* Task details:
Please print all of the material below, word for word.

* Given data:
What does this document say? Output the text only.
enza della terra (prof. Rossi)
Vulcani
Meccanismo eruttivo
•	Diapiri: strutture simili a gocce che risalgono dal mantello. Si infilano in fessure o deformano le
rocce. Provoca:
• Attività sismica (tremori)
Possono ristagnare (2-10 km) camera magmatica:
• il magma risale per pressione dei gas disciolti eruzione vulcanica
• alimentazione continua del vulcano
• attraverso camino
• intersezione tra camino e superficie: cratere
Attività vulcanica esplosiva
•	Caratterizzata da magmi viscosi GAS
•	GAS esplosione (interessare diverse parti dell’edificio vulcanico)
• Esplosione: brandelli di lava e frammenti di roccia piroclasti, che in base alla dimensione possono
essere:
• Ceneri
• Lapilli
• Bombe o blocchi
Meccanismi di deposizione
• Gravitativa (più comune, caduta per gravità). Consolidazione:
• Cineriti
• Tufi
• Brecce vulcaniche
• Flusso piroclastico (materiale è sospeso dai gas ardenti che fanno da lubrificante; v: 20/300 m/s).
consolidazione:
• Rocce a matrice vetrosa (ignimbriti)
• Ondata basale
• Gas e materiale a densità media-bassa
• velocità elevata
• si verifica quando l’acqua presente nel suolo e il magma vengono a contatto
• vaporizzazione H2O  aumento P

* Answer below:
What does this document say? Output the text only.
enza della terra (prof. Rossi)
Vulcani
Meccanismo eruttivo
•	Diapiri: strutture simili a gocce che risalgono dal mantello. Si infilano in fessure o deformano le
rocce. Provoca:
• Attività sismica (tremori)
Possono ristagnare (2-10 km) camera magmatica:
• il magma risale per pressione dei gas disciolti eruzione vulcanica
• alimentazione continua del vulcano
• attraverso camino
• intersezione tra camino e superficie: cratere
Attività vulcanica esplosiva
•	Caratterizzata da magmi viscosi GAS
•	GAS esplosione (interessare diverse parti dell’edificio vulcanico)
• Esplosione: brandelli di lava e frammenti di roccia piroclasti, che in base alla dimensione possono
essere:
• Ceneri
• Lapilli
• Bombe o blocchi
Meccanismi di deposizione
• Gravitativa (più comune, caduta per gravità). Consolidazione:
• Cineriti
• Tufi
• Brecce vulcaniche
• Flusso piroclastico (materiale è sospeso dai gas ardenti che fanno da lubrificante; v: 20/300 m/s).
consolidazione:
• Rocce a matrice vetrosa (ignimbriti)
• Ondata basale
• Gas e materiale a densità media-bassa
• velocità elevata
• si verifica quando l’acqua presente nel suolo e il magma vengono a contatto
• vaporizzazione H2O  aumento P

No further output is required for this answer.